Dataset records:
==============================

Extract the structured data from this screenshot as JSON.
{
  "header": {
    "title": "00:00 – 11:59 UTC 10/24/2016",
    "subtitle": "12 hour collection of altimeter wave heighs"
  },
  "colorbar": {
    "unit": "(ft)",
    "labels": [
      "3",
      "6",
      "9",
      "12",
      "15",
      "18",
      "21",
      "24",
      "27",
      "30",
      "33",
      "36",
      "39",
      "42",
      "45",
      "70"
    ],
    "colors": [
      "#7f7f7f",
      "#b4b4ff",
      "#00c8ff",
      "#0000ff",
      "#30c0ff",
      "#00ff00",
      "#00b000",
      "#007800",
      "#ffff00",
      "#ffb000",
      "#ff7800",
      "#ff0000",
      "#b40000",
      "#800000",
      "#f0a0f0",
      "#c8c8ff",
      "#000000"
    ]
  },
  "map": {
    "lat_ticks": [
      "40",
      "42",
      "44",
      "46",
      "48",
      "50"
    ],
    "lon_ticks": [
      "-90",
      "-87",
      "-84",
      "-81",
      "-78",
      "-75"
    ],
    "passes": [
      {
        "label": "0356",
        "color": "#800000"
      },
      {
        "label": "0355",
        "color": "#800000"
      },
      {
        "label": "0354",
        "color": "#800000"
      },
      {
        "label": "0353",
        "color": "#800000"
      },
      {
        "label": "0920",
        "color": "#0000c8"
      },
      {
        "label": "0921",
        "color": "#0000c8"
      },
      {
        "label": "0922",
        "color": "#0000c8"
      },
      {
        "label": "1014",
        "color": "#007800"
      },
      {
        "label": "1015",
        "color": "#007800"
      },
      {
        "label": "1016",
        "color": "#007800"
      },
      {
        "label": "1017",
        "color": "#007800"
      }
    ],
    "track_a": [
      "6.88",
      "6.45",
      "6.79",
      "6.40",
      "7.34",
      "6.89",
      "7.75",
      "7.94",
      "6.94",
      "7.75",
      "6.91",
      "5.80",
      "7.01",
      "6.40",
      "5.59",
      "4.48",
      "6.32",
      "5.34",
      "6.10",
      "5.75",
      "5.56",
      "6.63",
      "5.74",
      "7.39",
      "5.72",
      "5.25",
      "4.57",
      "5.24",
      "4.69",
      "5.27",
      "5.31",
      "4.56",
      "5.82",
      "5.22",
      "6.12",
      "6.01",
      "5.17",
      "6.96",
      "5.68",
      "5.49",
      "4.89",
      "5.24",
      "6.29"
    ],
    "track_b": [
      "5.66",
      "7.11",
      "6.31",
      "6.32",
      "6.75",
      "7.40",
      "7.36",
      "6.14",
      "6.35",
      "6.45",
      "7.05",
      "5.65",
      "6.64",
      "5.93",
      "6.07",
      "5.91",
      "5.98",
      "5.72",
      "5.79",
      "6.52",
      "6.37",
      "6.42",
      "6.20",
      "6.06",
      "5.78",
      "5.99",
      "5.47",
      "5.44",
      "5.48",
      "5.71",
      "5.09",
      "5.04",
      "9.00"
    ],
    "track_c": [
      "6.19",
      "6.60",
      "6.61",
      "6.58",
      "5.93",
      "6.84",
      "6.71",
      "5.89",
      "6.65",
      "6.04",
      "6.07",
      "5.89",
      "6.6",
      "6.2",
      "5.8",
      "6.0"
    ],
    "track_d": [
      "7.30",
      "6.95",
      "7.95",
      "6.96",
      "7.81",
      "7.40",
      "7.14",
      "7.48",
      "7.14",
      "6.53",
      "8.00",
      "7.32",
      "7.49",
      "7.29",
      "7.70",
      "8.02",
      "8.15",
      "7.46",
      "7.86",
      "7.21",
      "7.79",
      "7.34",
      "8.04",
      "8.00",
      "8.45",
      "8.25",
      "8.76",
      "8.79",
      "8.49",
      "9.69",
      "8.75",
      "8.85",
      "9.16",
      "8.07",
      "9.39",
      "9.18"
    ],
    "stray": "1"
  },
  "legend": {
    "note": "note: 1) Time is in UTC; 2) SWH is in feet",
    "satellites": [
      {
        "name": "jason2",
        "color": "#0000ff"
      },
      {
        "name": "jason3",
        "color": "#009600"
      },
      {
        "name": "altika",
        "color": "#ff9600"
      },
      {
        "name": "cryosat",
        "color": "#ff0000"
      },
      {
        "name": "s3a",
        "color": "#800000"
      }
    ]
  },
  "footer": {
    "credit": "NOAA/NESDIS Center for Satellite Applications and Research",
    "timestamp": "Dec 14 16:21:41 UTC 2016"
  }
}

==============================

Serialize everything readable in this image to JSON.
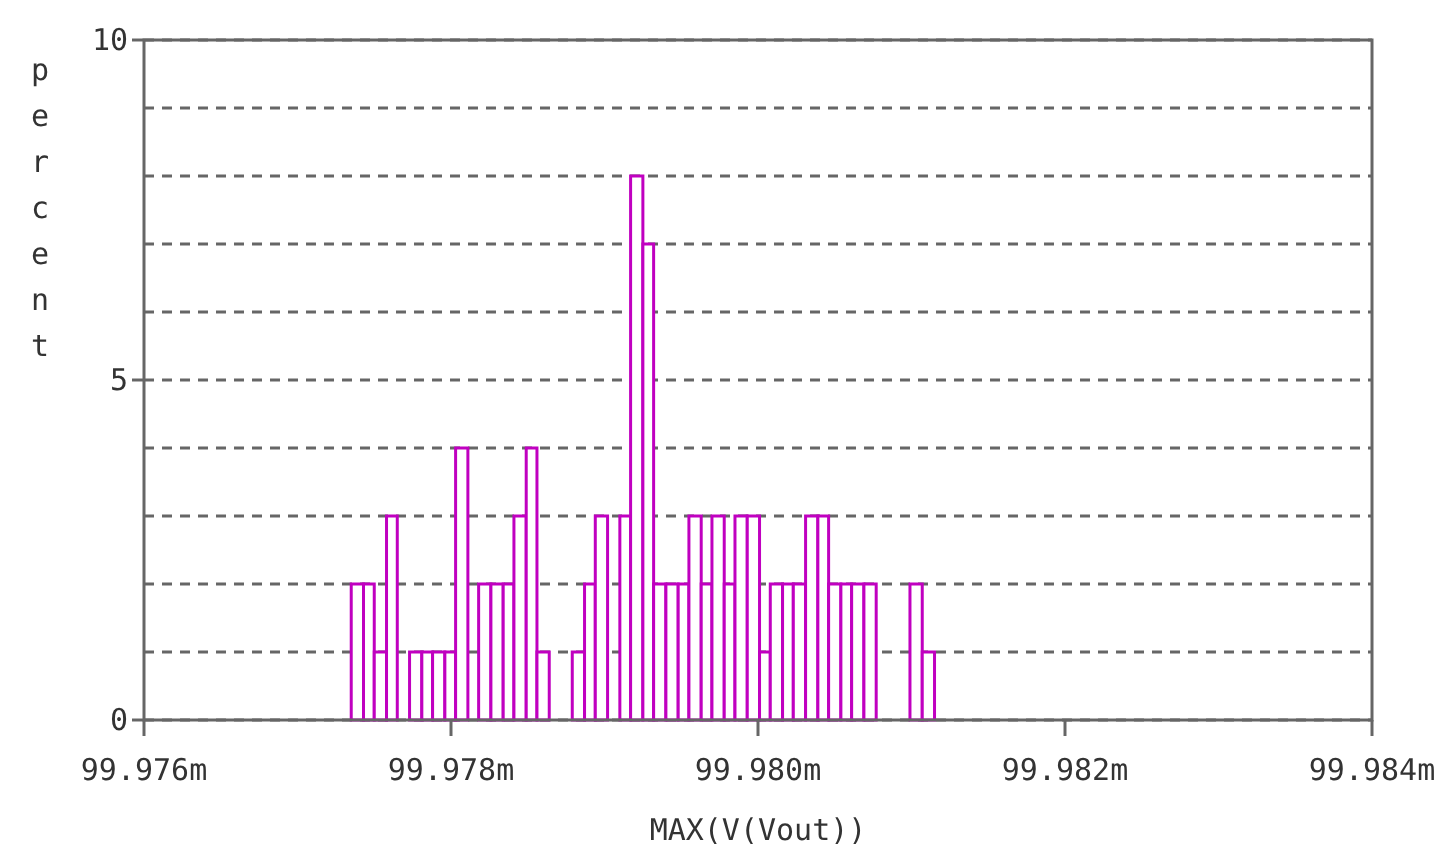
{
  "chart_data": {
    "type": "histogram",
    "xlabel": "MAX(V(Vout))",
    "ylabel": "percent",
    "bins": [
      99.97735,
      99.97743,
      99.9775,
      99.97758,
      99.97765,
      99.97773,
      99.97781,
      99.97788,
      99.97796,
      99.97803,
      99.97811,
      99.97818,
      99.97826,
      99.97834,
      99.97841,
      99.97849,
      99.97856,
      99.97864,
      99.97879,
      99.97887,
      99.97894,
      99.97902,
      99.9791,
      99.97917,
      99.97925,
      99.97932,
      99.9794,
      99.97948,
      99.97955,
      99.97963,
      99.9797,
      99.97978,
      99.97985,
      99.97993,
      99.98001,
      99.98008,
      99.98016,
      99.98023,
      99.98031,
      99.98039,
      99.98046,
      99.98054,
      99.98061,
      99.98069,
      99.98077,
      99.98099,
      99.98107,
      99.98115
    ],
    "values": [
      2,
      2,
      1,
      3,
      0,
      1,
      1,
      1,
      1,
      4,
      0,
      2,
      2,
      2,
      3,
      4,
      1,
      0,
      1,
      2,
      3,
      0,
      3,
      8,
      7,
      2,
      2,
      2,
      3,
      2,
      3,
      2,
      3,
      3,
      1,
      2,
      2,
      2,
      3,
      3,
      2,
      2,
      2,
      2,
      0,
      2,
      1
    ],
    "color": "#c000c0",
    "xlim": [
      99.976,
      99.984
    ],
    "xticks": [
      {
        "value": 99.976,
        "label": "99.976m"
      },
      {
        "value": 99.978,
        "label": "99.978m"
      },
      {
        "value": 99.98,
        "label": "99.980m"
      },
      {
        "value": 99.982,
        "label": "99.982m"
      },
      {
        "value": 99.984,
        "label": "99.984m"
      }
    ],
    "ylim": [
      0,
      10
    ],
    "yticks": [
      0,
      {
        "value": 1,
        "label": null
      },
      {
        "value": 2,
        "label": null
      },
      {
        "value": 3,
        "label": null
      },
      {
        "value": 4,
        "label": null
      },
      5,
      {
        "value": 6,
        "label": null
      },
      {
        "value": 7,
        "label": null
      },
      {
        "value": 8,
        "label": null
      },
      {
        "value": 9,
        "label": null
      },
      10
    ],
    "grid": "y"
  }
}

==============================

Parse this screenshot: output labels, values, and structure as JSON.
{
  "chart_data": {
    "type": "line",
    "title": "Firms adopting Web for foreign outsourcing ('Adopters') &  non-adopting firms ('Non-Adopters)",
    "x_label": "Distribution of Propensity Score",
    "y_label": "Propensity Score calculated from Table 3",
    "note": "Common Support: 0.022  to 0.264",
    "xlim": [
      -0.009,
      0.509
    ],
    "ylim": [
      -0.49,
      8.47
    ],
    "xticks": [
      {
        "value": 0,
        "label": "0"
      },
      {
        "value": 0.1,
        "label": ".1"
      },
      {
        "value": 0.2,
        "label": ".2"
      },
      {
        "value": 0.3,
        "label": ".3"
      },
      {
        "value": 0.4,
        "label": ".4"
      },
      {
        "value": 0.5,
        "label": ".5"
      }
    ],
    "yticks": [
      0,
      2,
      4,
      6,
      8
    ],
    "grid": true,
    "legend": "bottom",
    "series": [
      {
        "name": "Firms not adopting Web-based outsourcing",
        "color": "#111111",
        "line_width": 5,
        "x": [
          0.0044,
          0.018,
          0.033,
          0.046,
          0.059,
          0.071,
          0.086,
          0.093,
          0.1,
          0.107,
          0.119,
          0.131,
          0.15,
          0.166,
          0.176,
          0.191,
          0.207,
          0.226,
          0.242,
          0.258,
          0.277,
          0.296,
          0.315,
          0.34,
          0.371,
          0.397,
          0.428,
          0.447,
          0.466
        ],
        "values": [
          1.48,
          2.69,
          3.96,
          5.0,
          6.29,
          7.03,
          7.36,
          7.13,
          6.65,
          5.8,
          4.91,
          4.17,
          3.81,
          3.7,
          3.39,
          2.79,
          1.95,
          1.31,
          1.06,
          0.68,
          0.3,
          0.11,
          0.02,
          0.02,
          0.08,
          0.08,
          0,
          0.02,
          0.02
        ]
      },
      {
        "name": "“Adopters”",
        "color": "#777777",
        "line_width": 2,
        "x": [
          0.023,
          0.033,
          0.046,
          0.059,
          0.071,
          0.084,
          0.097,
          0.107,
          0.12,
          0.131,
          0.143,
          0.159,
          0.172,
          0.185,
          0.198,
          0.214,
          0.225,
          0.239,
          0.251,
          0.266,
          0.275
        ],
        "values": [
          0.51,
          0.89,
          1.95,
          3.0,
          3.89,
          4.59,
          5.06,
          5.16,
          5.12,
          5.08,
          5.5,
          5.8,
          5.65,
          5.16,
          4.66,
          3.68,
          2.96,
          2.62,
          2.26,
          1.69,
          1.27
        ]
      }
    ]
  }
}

==============================

**STATED PROBLEM**
Check every line of the material for the string "JSON" and give the number of lines that have it, without anything else.

**RESPONSE TO THIS TASK**
3